**Set exercise**
Omit the pictures, please, and give each record below again exactly.

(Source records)
* * *
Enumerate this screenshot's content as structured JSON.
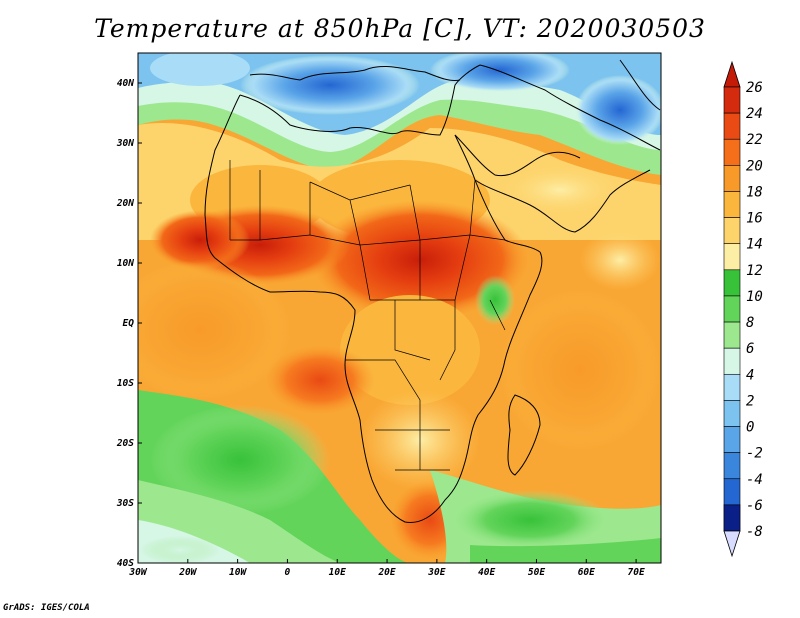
{
  "title": "Temperature at 850hPa [C], VT: 2020030503",
  "credit": "GrADS: IGES/COLA",
  "map": {
    "projection": "latlon",
    "lon_range": [
      -30,
      75
    ],
    "lat_range": [
      -40,
      45
    ],
    "lon_ticks": [
      {
        "value": -30,
        "label": "30W"
      },
      {
        "value": -20,
        "label": "20W"
      },
      {
        "value": -10,
        "label": "10W"
      },
      {
        "value": 0,
        "label": "0"
      },
      {
        "value": 10,
        "label": "10E"
      },
      {
        "value": 20,
        "label": "20E"
      },
      {
        "value": 30,
        "label": "30E"
      },
      {
        "value": 40,
        "label": "40E"
      },
      {
        "value": 50,
        "label": "50E"
      },
      {
        "value": 60,
        "label": "60E"
      },
      {
        "value": 70,
        "label": "70E"
      }
    ],
    "lat_ticks": [
      {
        "value": 40,
        "label": "40N"
      },
      {
        "value": 30,
        "label": "30N"
      },
      {
        "value": 20,
        "label": "20N"
      },
      {
        "value": 10,
        "label": "10N"
      },
      {
        "value": 0,
        "label": "EQ"
      },
      {
        "value": -10,
        "label": "10S"
      },
      {
        "value": -20,
        "label": "20S"
      },
      {
        "value": -30,
        "label": "30S"
      },
      {
        "value": -40,
        "label": "40S"
      }
    ]
  },
  "colorbar": {
    "labels": [
      "26",
      "24",
      "22",
      "20",
      "18",
      "16",
      "14",
      "12",
      "10",
      "8",
      "6",
      "4",
      "2",
      "0",
      "-2",
      "-4",
      "-6",
      "-8"
    ],
    "colors": [
      "#d42a0e",
      "#ea4a14",
      "#f56f1a",
      "#f89a2a",
      "#fbb63e",
      "#fdd46c",
      "#fdeea6",
      "#38c23a",
      "#62d45a",
      "#9de88e",
      "#d6f6e6",
      "#a9dcf6",
      "#7cc3ef",
      "#5aa4e8",
      "#3b86dd",
      "#2466d2",
      "#1646b8",
      "#0b1f88"
    ],
    "over_color": "#c41a08",
    "under_color": "#d8dcff"
  }
}
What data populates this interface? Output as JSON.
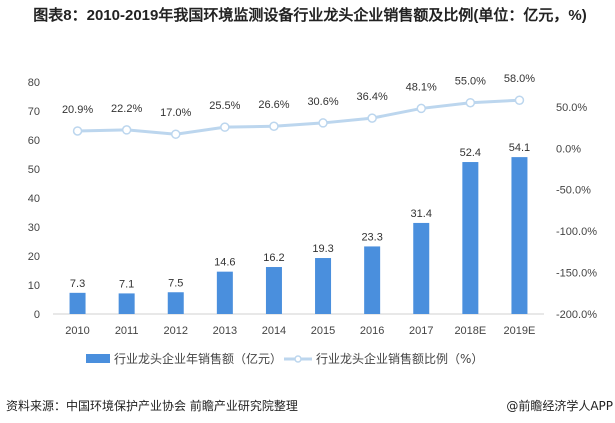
{
  "title": "图表8：2010-2019年我国环境监测设备行业龙头企业销售额及比例(单位：亿元，%)",
  "chart_data": {
    "type": "bar+line",
    "title": "图表8：2010-2019年我国环境监测设备行业龙头企业销售额及比例(单位：亿元，%)",
    "categories": [
      "2010",
      "2011",
      "2012",
      "2013",
      "2014",
      "2015",
      "2016",
      "2017",
      "2018E",
      "2019E"
    ],
    "series": [
      {
        "name": "行业龙头企业年销售额（亿元）",
        "type": "bar",
        "axis": "left",
        "color": "#4a8fdd",
        "values": [
          7.3,
          7.1,
          7.5,
          14.6,
          16.2,
          19.3,
          23.3,
          31.4,
          52.4,
          54.1
        ],
        "labels": [
          "7.3",
          "7.1",
          "7.5",
          "14.6",
          "16.2",
          "19.3",
          "23.3",
          "31.4",
          "52.4",
          "54.1"
        ]
      },
      {
        "name": "行业龙头企业销售额比例（%）",
        "type": "line",
        "axis": "right",
        "color": "#bcd6ee",
        "values": [
          20.9,
          22.2,
          17.0,
          25.5,
          26.6,
          30.6,
          36.4,
          48.1,
          55.0,
          58.0
        ],
        "labels": [
          "20.9%",
          "22.2%",
          "17.0%",
          "25.5%",
          "26.6%",
          "30.6%",
          "36.4%",
          "48.1%",
          "55.0%",
          "58.0%"
        ]
      }
    ],
    "left_axis": {
      "ylim": [
        0,
        80
      ],
      "ticks": [
        "0",
        "10",
        "20",
        "30",
        "40",
        "50",
        "60",
        "70",
        "80"
      ]
    },
    "right_axis": {
      "ylim": [
        -200,
        80
      ],
      "ticks": [
        "-200.0%",
        "-150.0%",
        "-100.0%",
        "-50.0%",
        "0.0%",
        "50.0%"
      ],
      "tick_values": [
        -200,
        -150,
        -100,
        -50,
        0,
        50
      ]
    },
    "grid": false,
    "legend": "bottom"
  },
  "source": "资料来源：中国环境保护产业协会 前瞻产业研究院整理",
  "brand": "@前瞻经济学人APP"
}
* * *
**Reply**
Enumerate this screenshot's content as structured JSON.
{
  "title": "Temperature at 850hPa [C], VT: 2020030503",
  "credit": "GrADS: IGES/COLA",
  "map": {
    "projection": "latlon",
    "lon_range": [
      -30,
      75
    ],
    "lat_range": [
      -40,
      45
    ],
    "lon_ticks": [
      {
        "value": -30,
        "label": "30W"
      },
      {
        "value": -20,
        "label": "20W"
      },
      {
        "value": -10,
        "label": "10W"
      },
      {
        "value": 0,
        "label": "0"
      },
      {
        "value": 10,
        "label": "10E"
      },
      {
        "value": 20,
        "label": "20E"
      },
      {
        "value": 30,
        "label": "30E"
      },
      {
        "value": 40,
        "label": "40E"
      },
      {
        "value": 50,
        "label": "50E"
      },
      {
        "value": 60,
        "label": "60E"
      },
      {
        "value": 70,
        "label": "70E"
      }
    ],
    "lat_ticks": [
      {
        "value": 40,
        "label": "40N"
      },
      {
        "value": 30,
        "label": "30N"
      },
      {
        "value": 20,
        "label": "20N"
      },
      {
        "value": 10,
        "label": "10N"
      },
      {
        "value": 0,
        "label": "EQ"
      },
      {
        "value": -10,
        "label": "10S"
      },
      {
        "value": -20,
        "label": "20S"
      },
      {
        "value": -30,
        "label": "30S"
      },
      {
        "value": -40,
        "label": "40S"
      }
    ]
  },
  "colorbar": {
    "labels": [
      "26",
      "24",
      "22",
      "20",
      "18",
      "16",
      "14",
      "12",
      "10",
      "8",
      "6",
      "4",
      "2",
      "0",
      "-2",
      "-4",
      "-6",
      "-8"
    ],
    "colors": [
      "#d42a0e",
      "#ea4a14",
      "#f56f1a",
      "#f89a2a",
      "#fbb63e",
      "#fdd46c",
      "#fdeea6",
      "#38c23a",
      "#62d45a",
      "#9de88e",
      "#d6f6e6",
      "#a9dcf6",
      "#7cc3ef",
      "#5aa4e8",
      "#3b86dd",
      "#2466d2",
      "#1646b8",
      "#0b1f88"
    ],
    "over_color": "#c41a08",
    "under_color": "#d8dcff"
  }
}
What data populates this interface? Output as JSON.
{
  "title": "图表8：2010-2019年我国环境监测设备行业龙头企业销售额及比例(单位：亿元，%)",
  "chart_data": {
    "type": "bar+line",
    "title": "图表8：2010-2019年我国环境监测设备行业龙头企业销售额及比例(单位：亿元，%)",
    "categories": [
      "2010",
      "2011",
      "2012",
      "2013",
      "2014",
      "2015",
      "2016",
      "2017",
      "2018E",
      "2019E"
    ],
    "series": [
      {
        "name": "行业龙头企业年销售额（亿元）",
        "type": "bar",
        "axis": "left",
        "color": "#4a8fdd",
        "values": [
          7.3,
          7.1,
          7.5,
          14.6,
          16.2,
          19.3,
          23.3,
          31.4,
          52.4,
          54.1
        ],
        "labels": [
          "7.3",
          "7.1",
          "7.5",
          "14.6",
          "16.2",
          "19.3",
          "23.3",
          "31.4",
          "52.4",
          "54.1"
        ]
      },
      {
        "name": "行业龙头企业销售额比例（%）",
        "type": "line",
        "axis": "right",
        "color": "#bcd6ee",
        "values": [
          20.9,
          22.2,
          17.0,
          25.5,
          26.6,
          30.6,
          36.4,
          48.1,
          55.0,
          58.0
        ],
        "labels": [
          "20.9%",
          "22.2%",
          "17.0%",
          "25.5%",
          "26.6%",
          "30.6%",
          "36.4%",
          "48.1%",
          "55.0%",
          "58.0%"
        ]
      }
    ],
    "left_axis": {
      "ylim": [
        0,
        80
      ],
      "ticks": [
        "0",
        "10",
        "20",
        "30",
        "40",
        "50",
        "60",
        "70",
        "80"
      ]
    },
    "right_axis": {
      "ylim": [
        -200,
        80
      ],
      "ticks": [
        "-200.0%",
        "-150.0%",
        "-100.0%",
        "-50.0%",
        "0.0%",
        "50.0%"
      ],
      "tick_values": [
        -200,
        -150,
        -100,
        -50,
        0,
        50
      ]
    },
    "grid": false,
    "legend": "bottom"
  },
  "source": "资料来源：中国环境保护产业协会 前瞻产业研究院整理",
  "brand": "@前瞻经济学人APP"
}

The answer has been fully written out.